Extracted records:

+++

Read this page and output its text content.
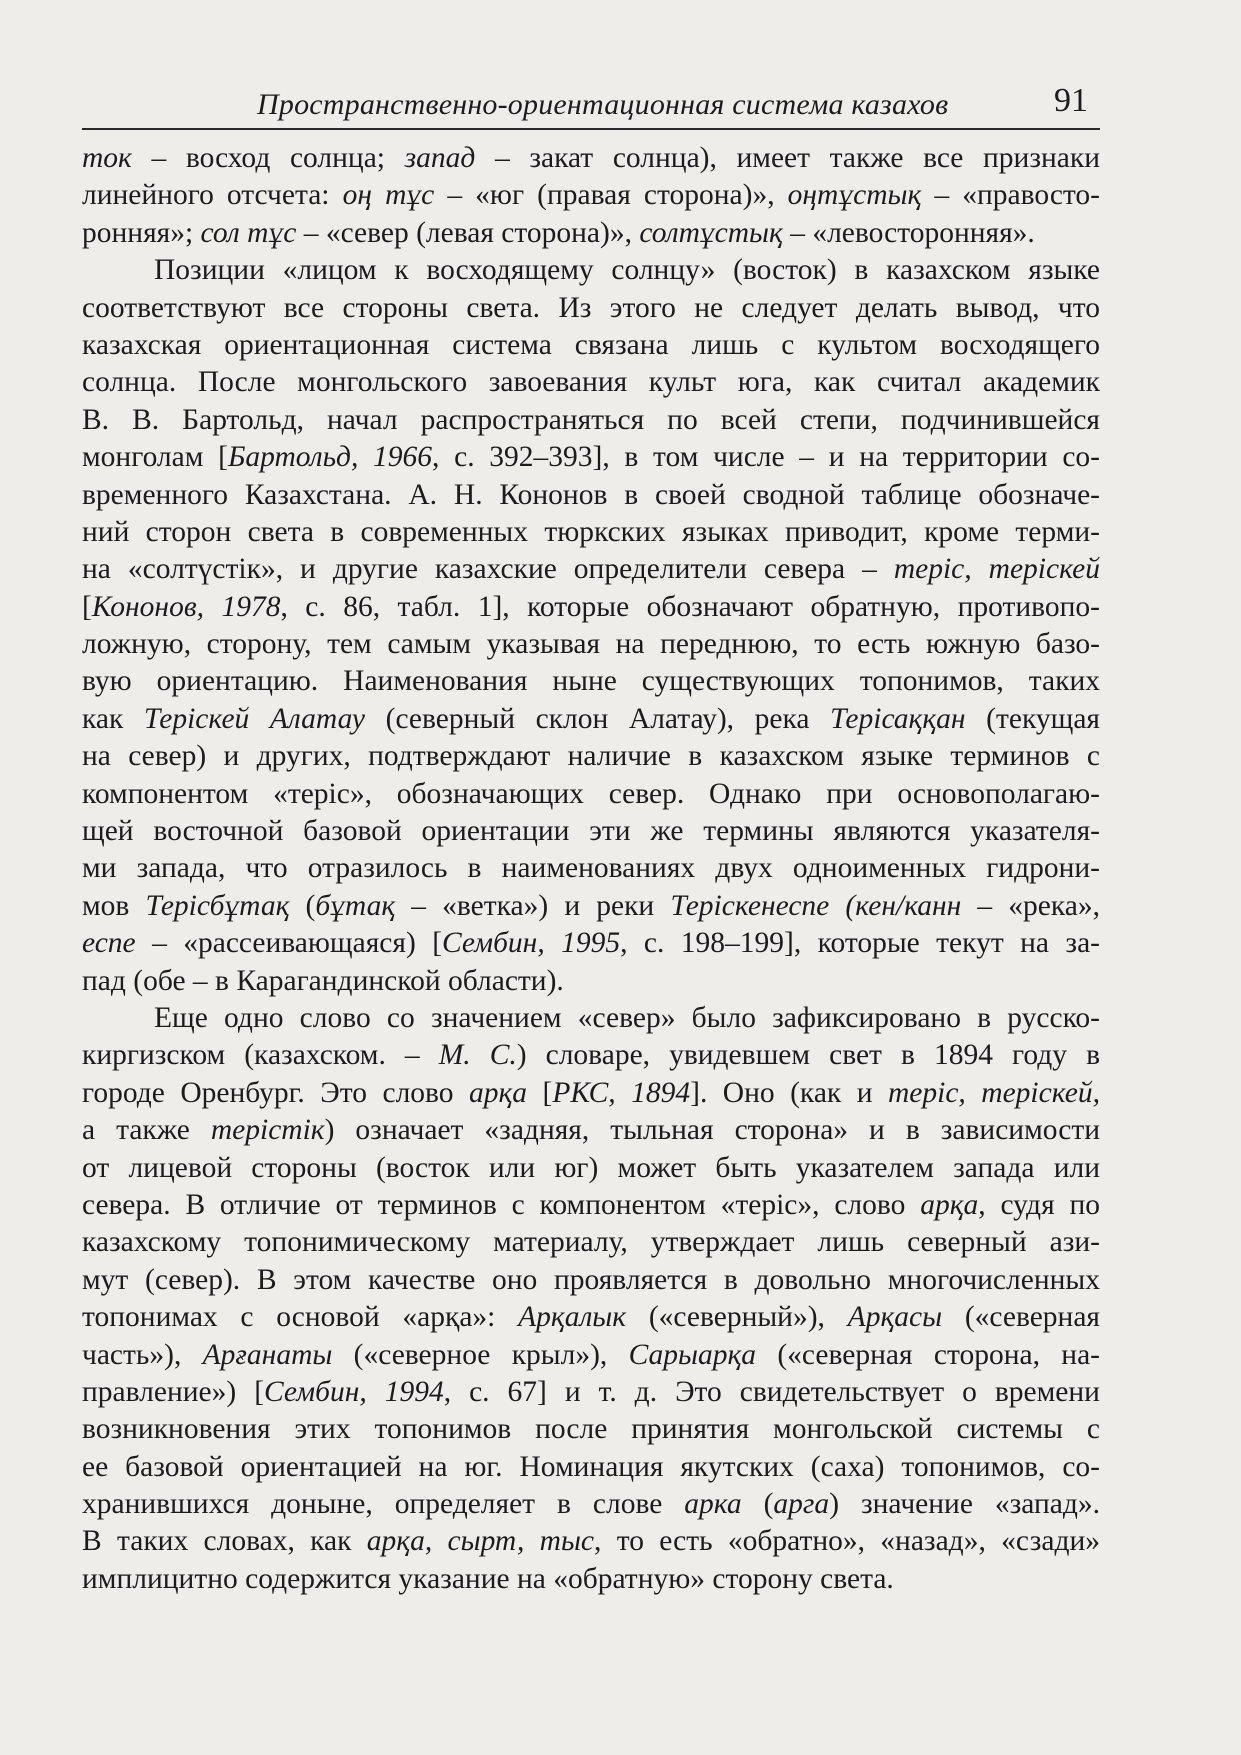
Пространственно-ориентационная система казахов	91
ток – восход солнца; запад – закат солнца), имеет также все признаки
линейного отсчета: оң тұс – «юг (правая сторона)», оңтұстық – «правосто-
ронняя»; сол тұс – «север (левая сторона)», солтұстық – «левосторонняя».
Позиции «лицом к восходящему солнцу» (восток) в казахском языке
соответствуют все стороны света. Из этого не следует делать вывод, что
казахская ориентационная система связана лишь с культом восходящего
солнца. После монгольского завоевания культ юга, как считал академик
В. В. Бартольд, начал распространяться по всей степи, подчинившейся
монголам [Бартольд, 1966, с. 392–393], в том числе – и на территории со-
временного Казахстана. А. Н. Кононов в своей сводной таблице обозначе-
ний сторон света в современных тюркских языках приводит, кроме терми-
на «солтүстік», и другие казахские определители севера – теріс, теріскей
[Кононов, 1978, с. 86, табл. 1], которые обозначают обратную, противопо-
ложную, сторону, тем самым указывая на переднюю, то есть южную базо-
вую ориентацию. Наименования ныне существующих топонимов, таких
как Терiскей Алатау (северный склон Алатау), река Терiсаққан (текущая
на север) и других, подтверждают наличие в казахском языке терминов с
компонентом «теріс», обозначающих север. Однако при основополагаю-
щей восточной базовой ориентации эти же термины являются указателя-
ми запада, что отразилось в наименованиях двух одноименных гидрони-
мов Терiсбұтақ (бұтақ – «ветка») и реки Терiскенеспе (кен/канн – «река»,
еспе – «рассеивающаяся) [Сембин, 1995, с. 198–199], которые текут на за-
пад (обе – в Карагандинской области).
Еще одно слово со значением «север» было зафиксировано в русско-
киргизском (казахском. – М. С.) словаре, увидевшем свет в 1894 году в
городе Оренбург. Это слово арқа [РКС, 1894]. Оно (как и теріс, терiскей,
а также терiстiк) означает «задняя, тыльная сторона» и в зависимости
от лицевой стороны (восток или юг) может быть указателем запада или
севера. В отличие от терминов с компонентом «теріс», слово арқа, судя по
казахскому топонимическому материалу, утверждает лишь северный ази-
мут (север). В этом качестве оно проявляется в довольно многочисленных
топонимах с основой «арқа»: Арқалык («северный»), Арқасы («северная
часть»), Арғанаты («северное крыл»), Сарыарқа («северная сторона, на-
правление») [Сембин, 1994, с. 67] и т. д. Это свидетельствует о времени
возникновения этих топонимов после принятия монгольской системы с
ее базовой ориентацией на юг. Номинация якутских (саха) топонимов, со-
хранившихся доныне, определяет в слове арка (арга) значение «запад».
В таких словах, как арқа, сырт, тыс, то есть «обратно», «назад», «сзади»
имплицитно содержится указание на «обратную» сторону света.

+++

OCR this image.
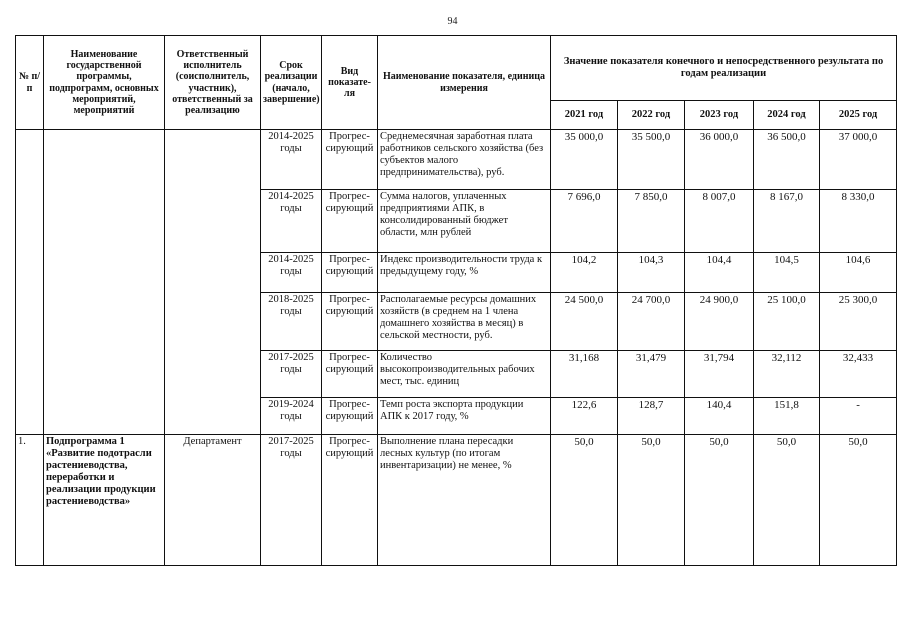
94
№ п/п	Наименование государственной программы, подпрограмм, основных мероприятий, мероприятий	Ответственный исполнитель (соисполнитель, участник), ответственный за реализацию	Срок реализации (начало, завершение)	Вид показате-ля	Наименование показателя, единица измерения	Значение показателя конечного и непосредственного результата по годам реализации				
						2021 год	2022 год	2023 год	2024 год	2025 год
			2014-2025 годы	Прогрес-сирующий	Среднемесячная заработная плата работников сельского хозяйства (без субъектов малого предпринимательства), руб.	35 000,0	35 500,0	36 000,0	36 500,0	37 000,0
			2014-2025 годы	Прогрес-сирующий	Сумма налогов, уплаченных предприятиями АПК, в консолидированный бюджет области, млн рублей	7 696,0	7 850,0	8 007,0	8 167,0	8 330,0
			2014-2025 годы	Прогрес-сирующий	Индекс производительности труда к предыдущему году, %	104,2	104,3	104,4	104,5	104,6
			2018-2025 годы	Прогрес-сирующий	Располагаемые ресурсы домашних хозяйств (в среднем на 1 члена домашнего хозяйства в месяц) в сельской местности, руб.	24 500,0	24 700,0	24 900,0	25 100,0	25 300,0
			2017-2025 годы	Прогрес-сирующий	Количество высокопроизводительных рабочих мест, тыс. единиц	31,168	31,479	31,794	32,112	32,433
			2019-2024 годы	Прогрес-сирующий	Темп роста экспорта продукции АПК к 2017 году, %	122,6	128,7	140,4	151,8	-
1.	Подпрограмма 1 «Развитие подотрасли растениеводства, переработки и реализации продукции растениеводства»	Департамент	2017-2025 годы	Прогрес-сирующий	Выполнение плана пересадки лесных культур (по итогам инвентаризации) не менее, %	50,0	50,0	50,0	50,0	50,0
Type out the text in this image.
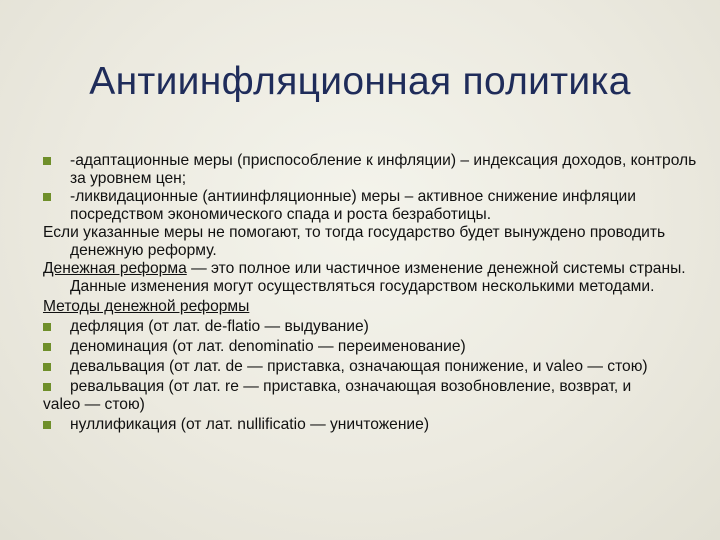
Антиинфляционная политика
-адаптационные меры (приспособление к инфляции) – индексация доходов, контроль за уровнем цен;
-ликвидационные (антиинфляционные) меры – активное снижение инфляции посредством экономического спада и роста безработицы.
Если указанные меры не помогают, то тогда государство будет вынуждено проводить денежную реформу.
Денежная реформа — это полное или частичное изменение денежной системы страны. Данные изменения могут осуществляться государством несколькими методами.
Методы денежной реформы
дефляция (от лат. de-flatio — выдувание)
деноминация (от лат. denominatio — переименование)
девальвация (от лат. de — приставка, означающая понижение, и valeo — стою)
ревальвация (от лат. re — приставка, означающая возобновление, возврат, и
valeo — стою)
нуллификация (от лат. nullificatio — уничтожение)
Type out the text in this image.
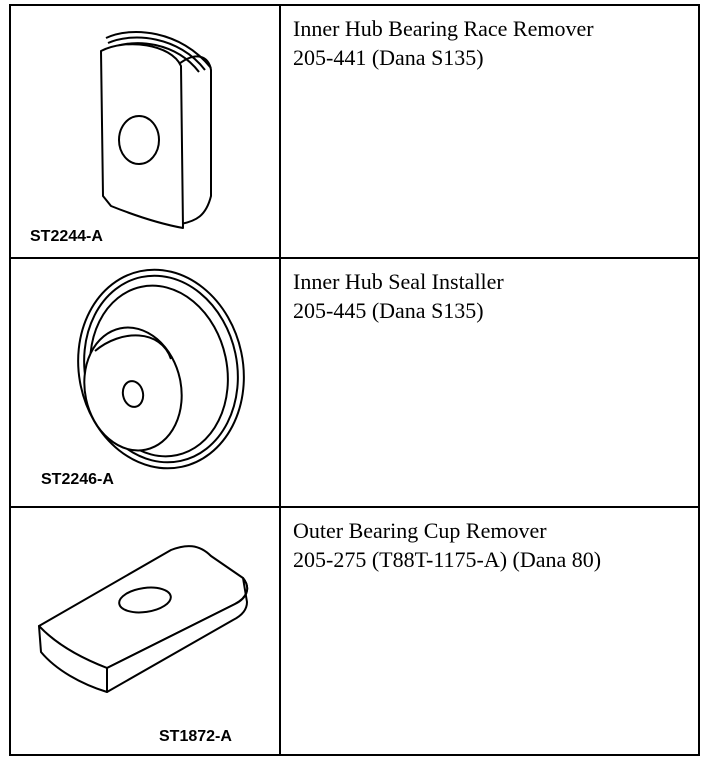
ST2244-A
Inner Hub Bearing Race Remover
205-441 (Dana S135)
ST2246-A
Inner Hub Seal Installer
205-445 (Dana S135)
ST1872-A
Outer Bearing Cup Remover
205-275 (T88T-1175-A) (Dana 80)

+++

Tally up the lines with the word "системы" in them, and answer with that number by itself.

EXPECTED ANSWER: 2